TASK TO CARRY OUT: Which lines in the material below contain the word "Compilation"? Copy each of them.
☆ ☆ ☆ ☆ ☆ ☆ ☆
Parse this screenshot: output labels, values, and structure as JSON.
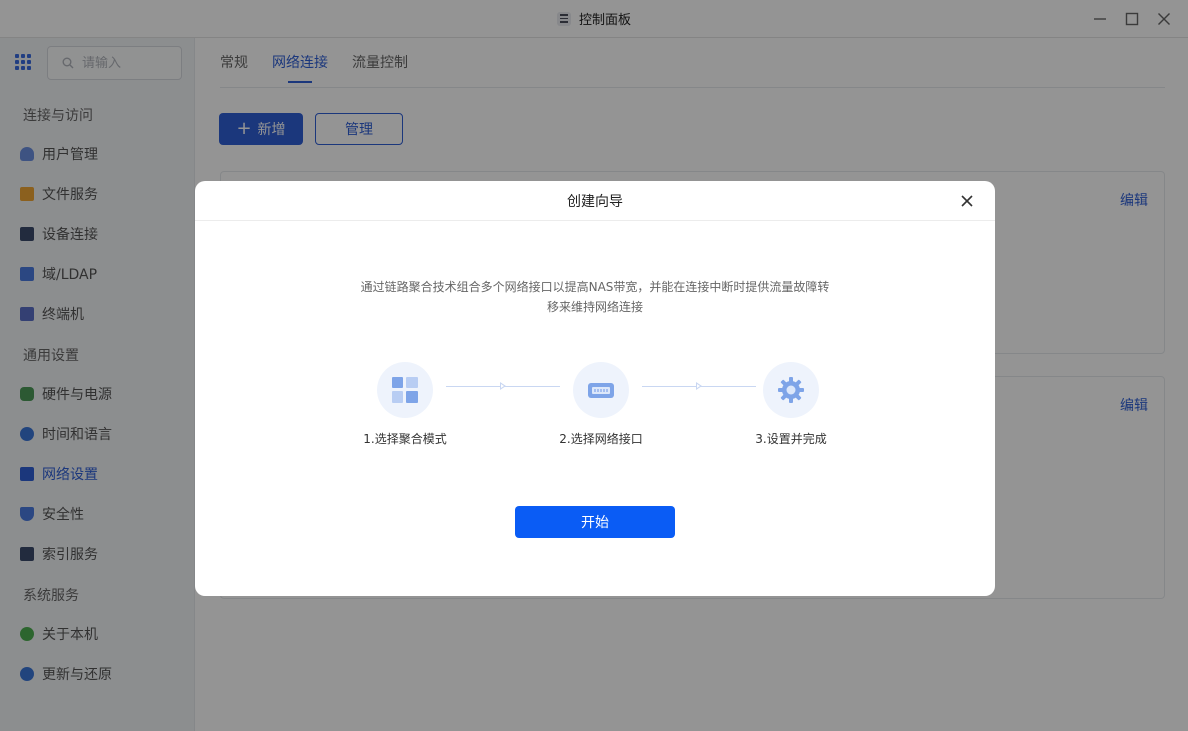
{
  "window": {
    "title": "控制面板",
    "icon": "control-panel-icon"
  },
  "sidebar": {
    "search_placeholder": "请输入",
    "groups": [
      {
        "label": "连接与访问"
      },
      {
        "label": "通用设置"
      },
      {
        "label": "系统服务"
      }
    ],
    "items": [
      {
        "label": "用户管理",
        "icon": "user-icon",
        "color": "#6b8fe0"
      },
      {
        "label": "文件服务",
        "icon": "folder-icon",
        "color": "#f0a534"
      },
      {
        "label": "设备连接",
        "icon": "device-icon",
        "color": "#3b4a6b"
      },
      {
        "label": "域/LDAP",
        "icon": "domain-icon",
        "color": "#4a7be0"
      },
      {
        "label": "终端机",
        "icon": "terminal-icon",
        "color": "#5b6fc7"
      },
      {
        "label": "硬件与电源",
        "icon": "power-icon",
        "color": "#4c9a58"
      },
      {
        "label": "时间和语言",
        "icon": "globe-icon",
        "color": "#3a75d8"
      },
      {
        "label": "网络设置",
        "icon": "network-icon",
        "color": "#2f5fd6"
      },
      {
        "label": "安全性",
        "icon": "shield-icon",
        "color": "#4a7be0"
      },
      {
        "label": "索引服务",
        "icon": "index-icon",
        "color": "#3b4a6b"
      },
      {
        "label": "关于本机",
        "icon": "info-icon",
        "color": "#4caf50"
      },
      {
        "label": "更新与还原",
        "icon": "refresh-icon",
        "color": "#3a75d8"
      }
    ],
    "active_item": "网络设置"
  },
  "main": {
    "tabs": [
      {
        "label": "常规"
      },
      {
        "label": "网络连接"
      },
      {
        "label": "流量控制"
      }
    ],
    "active_tab": "网络连接",
    "add_button": "新增",
    "manage_button": "管理",
    "cards": [
      {
        "edit_label": "编辑"
      },
      {
        "edit_label": "编辑"
      }
    ]
  },
  "dialog": {
    "title": "创建向导",
    "description_line1": "通过链路聚合技术组合多个网络接口以提高NAS带宽，并能在连接中断时提供流量故障转",
    "description_line2": "移来维持网络连接",
    "steps": [
      {
        "label": "1.选择聚合模式",
        "icon": "grid-layout-icon"
      },
      {
        "label": "2.选择网络接口",
        "icon": "network-port-icon"
      },
      {
        "label": "3.设置并完成",
        "icon": "gear-icon"
      }
    ],
    "start_button": "开始"
  },
  "colors": {
    "accent": "#2f5fd6",
    "primary_button": "#0a5cf5",
    "step_bg": "#eef3fc"
  }
}
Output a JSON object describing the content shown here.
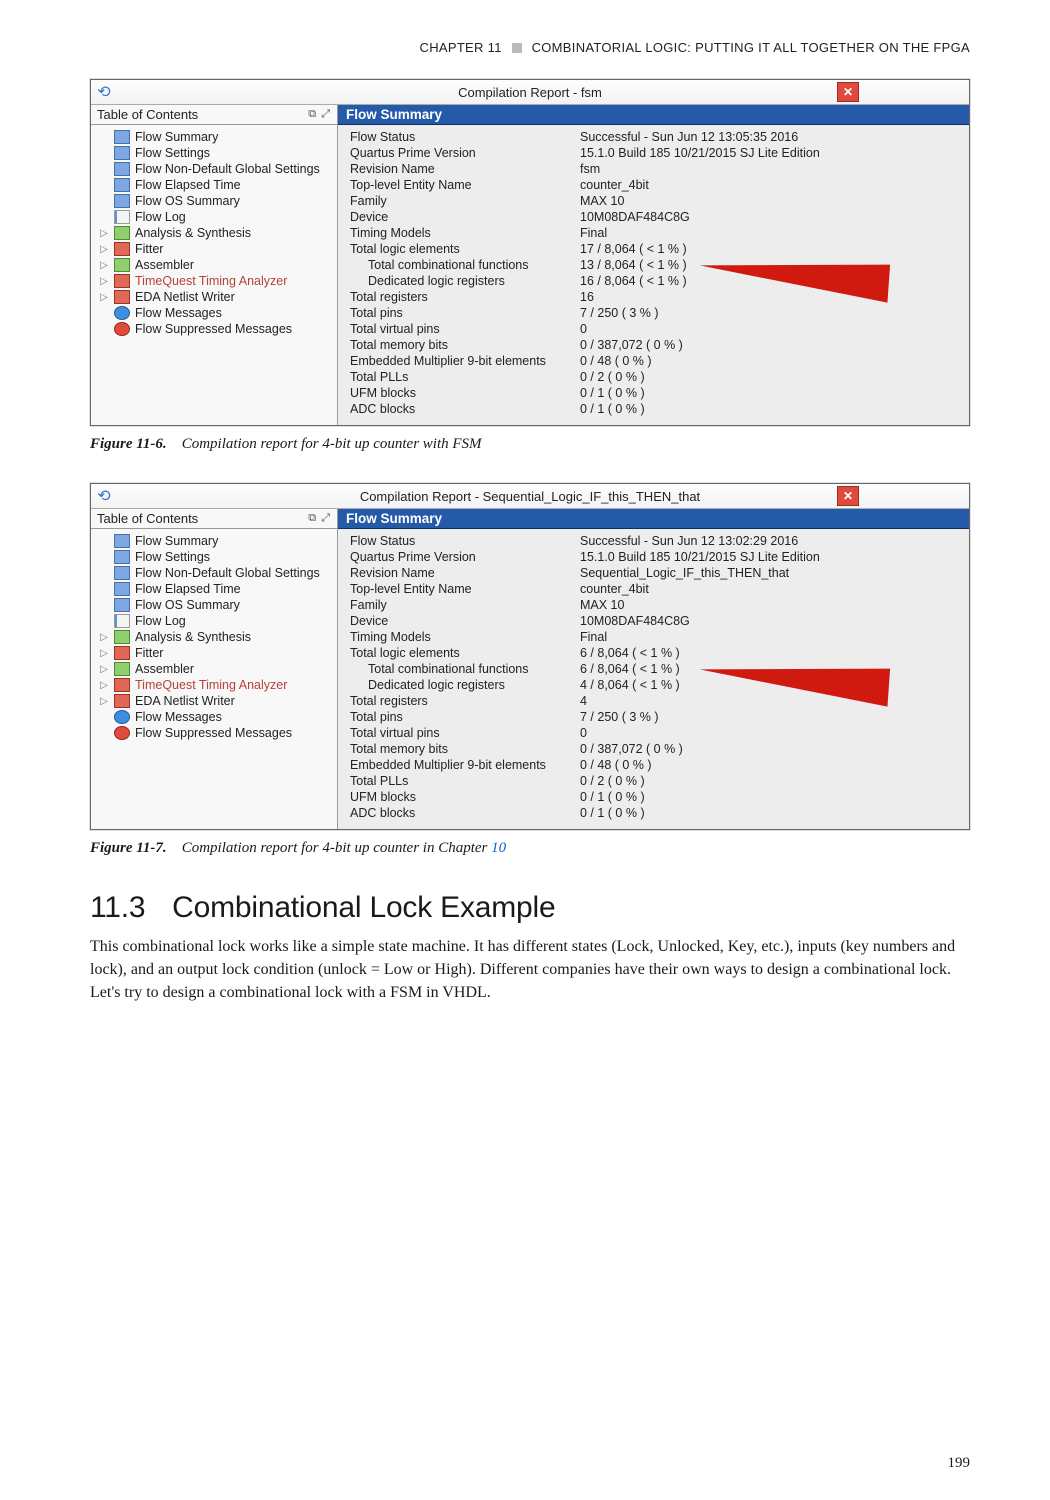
{
  "runningHead": {
    "chapter": "CHAPTER 11",
    "title": "COMBINATORIAL LOGIC: PUTTING IT ALL TOGETHER ON THE FPGA"
  },
  "figureA": {
    "windowTitle": "Compilation Report - fsm",
    "tocTitle": "Table of Contents",
    "panelTitle": "Flow Summary",
    "toc": [
      {
        "arrow": "none",
        "icon": "table",
        "label": "Flow Summary"
      },
      {
        "arrow": "none",
        "icon": "table",
        "label": "Flow Settings"
      },
      {
        "arrow": "none",
        "icon": "table",
        "label": "Flow Non-Default Global Settings"
      },
      {
        "arrow": "none",
        "icon": "table",
        "label": "Flow Elapsed Time"
      },
      {
        "arrow": "none",
        "icon": "table",
        "label": "Flow OS Summary"
      },
      {
        "arrow": "none",
        "icon": "sheet",
        "label": "Flow Log"
      },
      {
        "arrow": "tri",
        "icon": "folder-g",
        "label": "Analysis & Synthesis"
      },
      {
        "arrow": "tri",
        "icon": "folder-r",
        "label": "Fitter"
      },
      {
        "arrow": "tri",
        "icon": "folder-g",
        "label": "Assembler"
      },
      {
        "arrow": "tri",
        "icon": "folder-r",
        "label": "TimeQuest Timing Analyzer",
        "sel": true
      },
      {
        "arrow": "tri",
        "icon": "folder-r",
        "label": "EDA Netlist Writer"
      },
      {
        "arrow": "none",
        "icon": "circle-b",
        "label": "Flow Messages"
      },
      {
        "arrow": "none",
        "icon": "circle-r",
        "label": "Flow Suppressed Messages"
      }
    ],
    "summary": [
      {
        "k": "Flow Status",
        "v": "Successful - Sun Jun 12 13:05:35 2016"
      },
      {
        "k": "Quartus Prime Version",
        "v": "15.1.0 Build 185 10/21/2015 SJ Lite Edition"
      },
      {
        "k": "Revision Name",
        "v": "fsm"
      },
      {
        "k": "Top-level Entity Name",
        "v": "counter_4bit"
      },
      {
        "k": "Family",
        "v": "MAX 10"
      },
      {
        "k": "Device",
        "v": "10M08DAF484C8G"
      },
      {
        "k": "Timing Models",
        "v": "Final"
      },
      {
        "k": "Total logic elements",
        "v": "17 / 8,064 ( < 1 % )"
      },
      {
        "k": "Total combinational functions",
        "indent": true,
        "v": "13 / 8,064 ( < 1 % )"
      },
      {
        "k": "Dedicated logic registers",
        "indent": true,
        "v": "16 / 8,064 ( < 1 % )"
      },
      {
        "k": "Total registers",
        "v": "16"
      },
      {
        "k": "Total pins",
        "v": "7 / 250 ( 3 % )"
      },
      {
        "k": "Total virtual pins",
        "v": "0"
      },
      {
        "k": "Total memory bits",
        "v": "0 / 387,072 ( 0 % )"
      },
      {
        "k": "Embedded Multiplier 9-bit elements",
        "v": "0 / 48 ( 0 % )"
      },
      {
        "k": "Total PLLs",
        "v": "0 / 2 ( 0 % )"
      },
      {
        "k": "UFM blocks",
        "v": "0 / 1 ( 0 % )"
      },
      {
        "k": "ADC blocks",
        "v": "0 / 1 ( 0 % )"
      }
    ],
    "caption": {
      "label": "Figure 11-6.",
      "text": "Compilation report for 4-bit up counter with FSM"
    }
  },
  "figureB": {
    "windowTitle": "Compilation Report - Sequential_Logic_IF_this_THEN_that",
    "tocTitle": "Table of Contents",
    "panelTitle": "Flow Summary",
    "toc": [
      {
        "arrow": "none",
        "icon": "table",
        "label": "Flow Summary"
      },
      {
        "arrow": "none",
        "icon": "table",
        "label": "Flow Settings"
      },
      {
        "arrow": "none",
        "icon": "table",
        "label": "Flow Non-Default Global Settings"
      },
      {
        "arrow": "none",
        "icon": "table",
        "label": "Flow Elapsed Time"
      },
      {
        "arrow": "none",
        "icon": "table",
        "label": "Flow OS Summary"
      },
      {
        "arrow": "none",
        "icon": "sheet",
        "label": "Flow Log"
      },
      {
        "arrow": "tri",
        "icon": "folder-g",
        "label": "Analysis & Synthesis"
      },
      {
        "arrow": "tri",
        "icon": "folder-r",
        "label": "Fitter"
      },
      {
        "arrow": "tri",
        "icon": "folder-g",
        "label": "Assembler"
      },
      {
        "arrow": "tri",
        "icon": "folder-r",
        "label": "TimeQuest Timing Analyzer",
        "sel": true
      },
      {
        "arrow": "tri",
        "icon": "folder-r",
        "label": "EDA Netlist Writer"
      },
      {
        "arrow": "none",
        "icon": "circle-b",
        "label": "Flow Messages"
      },
      {
        "arrow": "none",
        "icon": "circle-r",
        "label": "Flow Suppressed Messages"
      }
    ],
    "summary": [
      {
        "k": "Flow Status",
        "v": "Successful - Sun Jun 12 13:02:29 2016"
      },
      {
        "k": "Quartus Prime Version",
        "v": "15.1.0 Build 185 10/21/2015 SJ Lite Edition"
      },
      {
        "k": "Revision Name",
        "v": "Sequential_Logic_IF_this_THEN_that"
      },
      {
        "k": "Top-level Entity Name",
        "v": "counter_4bit"
      },
      {
        "k": "Family",
        "v": "MAX 10"
      },
      {
        "k": "Device",
        "v": "10M08DAF484C8G"
      },
      {
        "k": "Timing Models",
        "v": "Final"
      },
      {
        "k": "Total logic elements",
        "v": "6 / 8,064 ( < 1 % )"
      },
      {
        "k": "Total combinational functions",
        "indent": true,
        "v": "6 / 8,064 ( < 1 % )"
      },
      {
        "k": "Dedicated logic registers",
        "indent": true,
        "v": "4 / 8,064 ( < 1 % )"
      },
      {
        "k": "Total registers",
        "v": "4"
      },
      {
        "k": "Total pins",
        "v": "7 / 250 ( 3 % )"
      },
      {
        "k": "Total virtual pins",
        "v": "0"
      },
      {
        "k": "Total memory bits",
        "v": "0 / 387,072 ( 0 % )"
      },
      {
        "k": "Embedded Multiplier 9-bit elements",
        "v": "0 / 48 ( 0 % )"
      },
      {
        "k": "Total PLLs",
        "v": "0 / 2 ( 0 % )"
      },
      {
        "k": "UFM blocks",
        "v": "0 / 1 ( 0 % )"
      },
      {
        "k": "ADC blocks",
        "v": "0 / 1 ( 0 % )"
      }
    ],
    "caption": {
      "label": "Figure 11-7.",
      "text": "Compilation report for 4-bit up counter in Chapter ",
      "link": "10"
    }
  },
  "section": {
    "num": "11.3",
    "title": "Combinational Lock Example"
  },
  "bodyText": "This combinational lock works like a simple state machine. It has different states (Lock, Unlocked, Key, etc.), inputs (key numbers and lock), and an output lock condition (unlock = Low or High). Different companies have their own ways to design a combinational lock. Let's try to design a combinational lock with a FSM in VHDL.",
  "pageNumber": "199"
}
☆ ☆ ☆ ☆ ☆ ☆ ☆
EXERCISE ANSWER:
    "windowTitle": "Compilation Report - fsm",
      "text": "Compilation report for 4-bit up counter with FSM"
    "windowTitle": "Compilation Report - Sequential_Logic_IF_this_THEN_that",
      "text": "Compilation report for 4-bit up counter in Chapter ",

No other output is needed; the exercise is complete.